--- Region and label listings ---
>> start
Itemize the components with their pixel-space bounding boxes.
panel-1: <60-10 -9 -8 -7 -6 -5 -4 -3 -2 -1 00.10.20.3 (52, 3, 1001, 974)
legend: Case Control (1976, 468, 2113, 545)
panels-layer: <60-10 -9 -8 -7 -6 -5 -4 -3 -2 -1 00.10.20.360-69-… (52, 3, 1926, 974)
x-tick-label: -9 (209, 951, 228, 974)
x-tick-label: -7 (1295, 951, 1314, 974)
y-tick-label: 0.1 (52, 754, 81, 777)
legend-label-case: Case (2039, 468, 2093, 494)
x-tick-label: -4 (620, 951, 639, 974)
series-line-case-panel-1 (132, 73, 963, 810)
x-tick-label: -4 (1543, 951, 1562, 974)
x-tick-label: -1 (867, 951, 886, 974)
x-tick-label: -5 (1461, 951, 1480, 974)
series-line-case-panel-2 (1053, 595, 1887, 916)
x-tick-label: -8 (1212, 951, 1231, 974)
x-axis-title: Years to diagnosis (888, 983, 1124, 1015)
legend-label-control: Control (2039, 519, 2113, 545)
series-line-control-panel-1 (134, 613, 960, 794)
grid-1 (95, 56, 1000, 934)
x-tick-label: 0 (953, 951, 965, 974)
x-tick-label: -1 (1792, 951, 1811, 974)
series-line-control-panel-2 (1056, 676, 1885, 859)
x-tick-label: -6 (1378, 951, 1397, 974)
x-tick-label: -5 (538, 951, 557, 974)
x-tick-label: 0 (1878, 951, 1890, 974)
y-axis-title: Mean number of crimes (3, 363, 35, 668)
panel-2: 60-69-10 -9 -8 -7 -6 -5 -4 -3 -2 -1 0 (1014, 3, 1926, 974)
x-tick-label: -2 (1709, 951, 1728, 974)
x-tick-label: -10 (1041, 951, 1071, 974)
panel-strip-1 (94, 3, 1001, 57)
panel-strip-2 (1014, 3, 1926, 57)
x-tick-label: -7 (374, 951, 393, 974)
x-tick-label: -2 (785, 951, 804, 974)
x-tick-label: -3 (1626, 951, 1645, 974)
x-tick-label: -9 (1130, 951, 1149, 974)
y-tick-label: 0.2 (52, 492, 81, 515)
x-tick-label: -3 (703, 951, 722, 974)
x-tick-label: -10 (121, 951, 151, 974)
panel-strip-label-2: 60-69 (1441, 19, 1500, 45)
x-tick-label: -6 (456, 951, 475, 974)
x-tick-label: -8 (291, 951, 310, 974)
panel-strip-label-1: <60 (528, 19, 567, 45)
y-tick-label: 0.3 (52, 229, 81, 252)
>> end
Reproduce every one of the lines above word for word.

Itemize the components with their pixel-space bounding boxes.
panel-1: <60-10 -9 -8 -7 -6 -5 -4 -3 -2 -1 00.10.20.3 (52, 3, 1001, 974)
legend: Case Control (1976, 468, 2113, 545)
panels-layer: <60-10 -9 -8 -7 -6 -5 -4 -3 -2 -1 00.10.20.360-69-… (52, 3, 1926, 974)
x-tick-label: -9 (209, 951, 228, 974)
x-tick-label: -7 (1295, 951, 1314, 974)
y-tick-label: 0.1 (52, 754, 81, 777)
legend-label-case: Case (2039, 468, 2093, 494)
x-tick-label: -4 (620, 951, 639, 974)
series-line-case-panel-1 (132, 73, 963, 810)
x-tick-label: -4 (1543, 951, 1562, 974)
x-tick-label: -1 (867, 951, 886, 974)
x-tick-label: -5 (1461, 951, 1480, 974)
series-line-case-panel-2 (1053, 595, 1887, 916)
x-tick-label: -8 (1212, 951, 1231, 974)
x-axis-title: Years to diagnosis (888, 983, 1124, 1015)
legend-label-control: Control (2039, 519, 2113, 545)
series-line-control-panel-1 (134, 613, 960, 794)
grid-1 (95, 56, 1000, 934)
x-tick-label: 0 (953, 951, 965, 974)
x-tick-label: -1 (1792, 951, 1811, 974)
series-line-control-panel-2 (1056, 676, 1885, 859)
x-tick-label: -6 (1378, 951, 1397, 974)
x-tick-label: -5 (538, 951, 557, 974)
x-tick-label: 0 (1878, 951, 1890, 974)
y-axis-title: Mean number of crimes (3, 363, 35, 668)
panel-2: 60-69-10 -9 -8 -7 -6 -5 -4 -3 -2 -1 0 (1014, 3, 1926, 974)
x-tick-label: -2 (1709, 951, 1728, 974)
x-tick-label: -10 (1041, 951, 1071, 974)
panel-strip-1 (94, 3, 1001, 57)
panel-strip-2 (1014, 3, 1926, 57)
x-tick-label: -7 (374, 951, 393, 974)
x-tick-label: -2 (785, 951, 804, 974)
x-tick-label: -3 (1626, 951, 1645, 974)
x-tick-label: -9 (1130, 951, 1149, 974)
y-tick-label: 0.2 (52, 492, 81, 515)
x-tick-label: -3 (703, 951, 722, 974)
x-tick-label: -10 (121, 951, 151, 974)
panel-strip-label-2: 60-69 (1441, 19, 1500, 45)
x-tick-label: -6 (456, 951, 475, 974)
x-tick-label: -8 (291, 951, 310, 974)
panel-strip-label-1: <60 (528, 19, 567, 45)
y-tick-label: 0.3 (52, 229, 81, 252)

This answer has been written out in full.